→ **Directions for this task**: Gather up the lines that contain "string".

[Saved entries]
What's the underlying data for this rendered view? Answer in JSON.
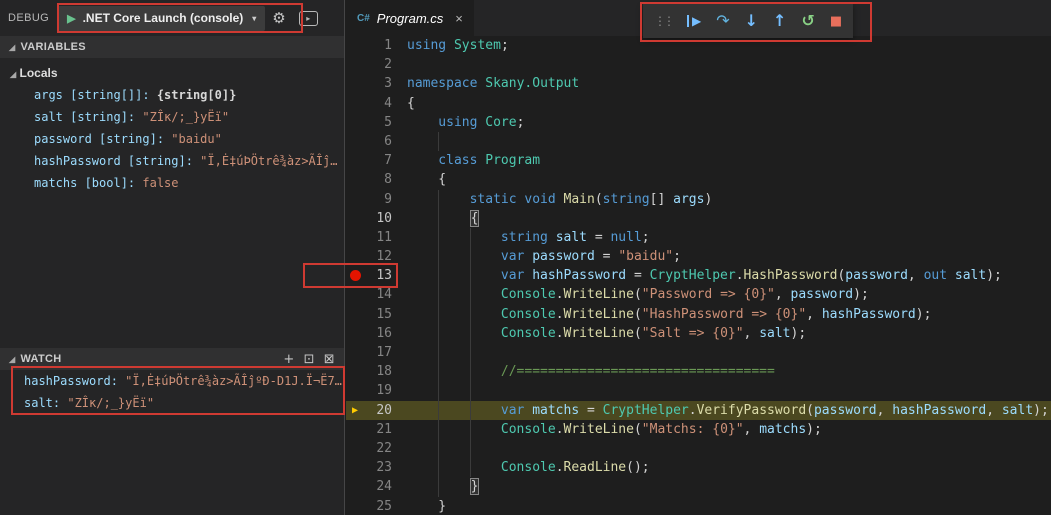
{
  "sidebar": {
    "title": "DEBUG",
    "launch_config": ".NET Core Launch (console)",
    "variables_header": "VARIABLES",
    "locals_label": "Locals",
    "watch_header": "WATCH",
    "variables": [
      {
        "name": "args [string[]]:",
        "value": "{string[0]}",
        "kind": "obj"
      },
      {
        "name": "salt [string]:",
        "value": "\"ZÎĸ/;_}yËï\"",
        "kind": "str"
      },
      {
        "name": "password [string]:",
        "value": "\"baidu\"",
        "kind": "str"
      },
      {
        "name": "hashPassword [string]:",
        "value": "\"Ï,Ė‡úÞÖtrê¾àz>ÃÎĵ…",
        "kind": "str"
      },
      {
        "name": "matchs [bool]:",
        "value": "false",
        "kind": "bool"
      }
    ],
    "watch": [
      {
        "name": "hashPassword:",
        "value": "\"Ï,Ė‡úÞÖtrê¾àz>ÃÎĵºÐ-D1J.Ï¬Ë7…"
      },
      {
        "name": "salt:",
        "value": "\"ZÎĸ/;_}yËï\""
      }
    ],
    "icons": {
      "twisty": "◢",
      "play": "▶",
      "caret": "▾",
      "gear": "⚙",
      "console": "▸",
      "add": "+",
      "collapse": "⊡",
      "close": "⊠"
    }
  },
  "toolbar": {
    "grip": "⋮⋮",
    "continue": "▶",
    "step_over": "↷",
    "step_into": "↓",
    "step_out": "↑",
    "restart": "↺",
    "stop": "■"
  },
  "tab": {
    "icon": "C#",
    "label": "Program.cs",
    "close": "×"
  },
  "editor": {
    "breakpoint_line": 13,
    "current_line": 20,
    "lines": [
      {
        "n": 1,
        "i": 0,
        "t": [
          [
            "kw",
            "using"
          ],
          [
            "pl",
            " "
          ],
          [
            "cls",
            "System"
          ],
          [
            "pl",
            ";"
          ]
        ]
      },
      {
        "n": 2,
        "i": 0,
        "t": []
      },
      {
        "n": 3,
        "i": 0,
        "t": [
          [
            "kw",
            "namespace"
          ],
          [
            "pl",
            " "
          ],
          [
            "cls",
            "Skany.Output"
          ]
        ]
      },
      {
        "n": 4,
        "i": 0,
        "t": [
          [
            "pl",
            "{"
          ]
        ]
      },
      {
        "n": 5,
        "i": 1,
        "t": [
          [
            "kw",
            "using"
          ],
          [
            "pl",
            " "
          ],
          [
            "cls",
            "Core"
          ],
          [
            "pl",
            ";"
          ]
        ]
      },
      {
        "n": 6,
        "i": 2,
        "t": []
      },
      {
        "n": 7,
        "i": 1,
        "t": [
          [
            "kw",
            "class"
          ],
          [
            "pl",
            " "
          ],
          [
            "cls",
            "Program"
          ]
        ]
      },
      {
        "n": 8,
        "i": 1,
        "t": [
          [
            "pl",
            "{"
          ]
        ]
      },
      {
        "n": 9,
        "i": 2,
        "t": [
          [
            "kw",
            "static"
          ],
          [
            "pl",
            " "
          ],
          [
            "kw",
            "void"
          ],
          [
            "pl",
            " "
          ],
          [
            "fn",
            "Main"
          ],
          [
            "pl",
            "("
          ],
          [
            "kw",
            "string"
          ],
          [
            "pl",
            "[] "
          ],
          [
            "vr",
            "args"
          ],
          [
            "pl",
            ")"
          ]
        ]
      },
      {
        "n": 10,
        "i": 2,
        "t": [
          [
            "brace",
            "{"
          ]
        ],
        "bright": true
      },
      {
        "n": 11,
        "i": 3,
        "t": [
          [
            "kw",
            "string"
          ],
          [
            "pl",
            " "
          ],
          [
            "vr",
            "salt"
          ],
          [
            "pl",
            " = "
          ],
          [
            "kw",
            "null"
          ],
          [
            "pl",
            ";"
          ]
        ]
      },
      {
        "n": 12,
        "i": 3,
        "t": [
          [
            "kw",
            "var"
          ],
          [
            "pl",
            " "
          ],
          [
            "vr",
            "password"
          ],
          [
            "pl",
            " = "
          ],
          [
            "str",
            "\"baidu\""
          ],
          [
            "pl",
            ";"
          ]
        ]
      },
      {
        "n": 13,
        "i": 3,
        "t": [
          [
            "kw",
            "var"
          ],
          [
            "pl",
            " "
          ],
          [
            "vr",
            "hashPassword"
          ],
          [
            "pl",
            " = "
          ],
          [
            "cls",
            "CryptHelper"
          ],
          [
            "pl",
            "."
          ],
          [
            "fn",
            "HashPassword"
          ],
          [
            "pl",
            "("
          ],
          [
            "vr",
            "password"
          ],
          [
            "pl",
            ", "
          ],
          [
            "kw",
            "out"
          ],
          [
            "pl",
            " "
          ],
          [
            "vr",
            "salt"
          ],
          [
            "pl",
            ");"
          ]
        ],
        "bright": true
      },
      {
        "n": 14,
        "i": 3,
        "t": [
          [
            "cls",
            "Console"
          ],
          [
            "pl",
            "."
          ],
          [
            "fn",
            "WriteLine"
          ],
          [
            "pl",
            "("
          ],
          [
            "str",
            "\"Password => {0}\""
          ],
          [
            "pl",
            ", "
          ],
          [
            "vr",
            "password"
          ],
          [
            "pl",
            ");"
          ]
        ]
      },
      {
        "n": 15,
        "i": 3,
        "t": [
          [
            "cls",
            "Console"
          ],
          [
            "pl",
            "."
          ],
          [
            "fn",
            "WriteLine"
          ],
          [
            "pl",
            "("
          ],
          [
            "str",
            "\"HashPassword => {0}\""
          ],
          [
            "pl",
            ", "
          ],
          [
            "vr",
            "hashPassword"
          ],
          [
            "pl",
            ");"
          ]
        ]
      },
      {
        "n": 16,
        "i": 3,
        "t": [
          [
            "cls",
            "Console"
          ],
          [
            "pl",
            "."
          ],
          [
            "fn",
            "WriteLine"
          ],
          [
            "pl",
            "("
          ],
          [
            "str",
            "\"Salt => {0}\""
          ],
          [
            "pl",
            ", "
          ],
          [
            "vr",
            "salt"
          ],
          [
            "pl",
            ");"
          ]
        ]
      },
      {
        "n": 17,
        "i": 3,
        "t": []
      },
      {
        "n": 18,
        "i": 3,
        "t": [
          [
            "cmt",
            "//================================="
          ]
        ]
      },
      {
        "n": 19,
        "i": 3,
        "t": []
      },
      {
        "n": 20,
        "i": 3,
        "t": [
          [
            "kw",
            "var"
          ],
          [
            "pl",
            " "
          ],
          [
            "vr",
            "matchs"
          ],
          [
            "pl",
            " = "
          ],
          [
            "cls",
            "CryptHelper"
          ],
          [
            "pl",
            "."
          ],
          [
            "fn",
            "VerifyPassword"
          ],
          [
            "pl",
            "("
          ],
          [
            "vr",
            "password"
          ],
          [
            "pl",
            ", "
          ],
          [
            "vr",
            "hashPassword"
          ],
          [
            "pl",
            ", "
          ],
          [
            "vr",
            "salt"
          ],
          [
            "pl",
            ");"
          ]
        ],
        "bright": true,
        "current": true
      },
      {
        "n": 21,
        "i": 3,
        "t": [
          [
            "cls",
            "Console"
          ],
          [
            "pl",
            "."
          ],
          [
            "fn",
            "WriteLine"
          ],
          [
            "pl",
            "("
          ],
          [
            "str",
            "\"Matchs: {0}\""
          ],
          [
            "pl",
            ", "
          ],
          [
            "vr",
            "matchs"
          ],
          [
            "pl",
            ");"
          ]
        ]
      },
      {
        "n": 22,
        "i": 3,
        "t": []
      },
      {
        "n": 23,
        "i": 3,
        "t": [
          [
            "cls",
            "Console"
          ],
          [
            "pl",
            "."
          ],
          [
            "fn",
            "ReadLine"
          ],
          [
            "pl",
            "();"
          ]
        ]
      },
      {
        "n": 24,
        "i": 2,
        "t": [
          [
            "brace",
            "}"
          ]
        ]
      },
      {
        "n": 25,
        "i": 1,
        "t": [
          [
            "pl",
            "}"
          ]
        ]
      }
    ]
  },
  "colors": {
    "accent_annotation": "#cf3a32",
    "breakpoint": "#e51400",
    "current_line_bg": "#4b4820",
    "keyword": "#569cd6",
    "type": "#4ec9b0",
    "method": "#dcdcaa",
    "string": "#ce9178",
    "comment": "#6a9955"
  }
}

→ **Finished task**:
        "name": "args [string[]]:",
        "value": "{string[0]}",
        "name": "salt [string]:",
        "name": "password [string]:",
        "name": "hashPassword [string]:",
            "string"
            "string"
    "string": "#ce9178",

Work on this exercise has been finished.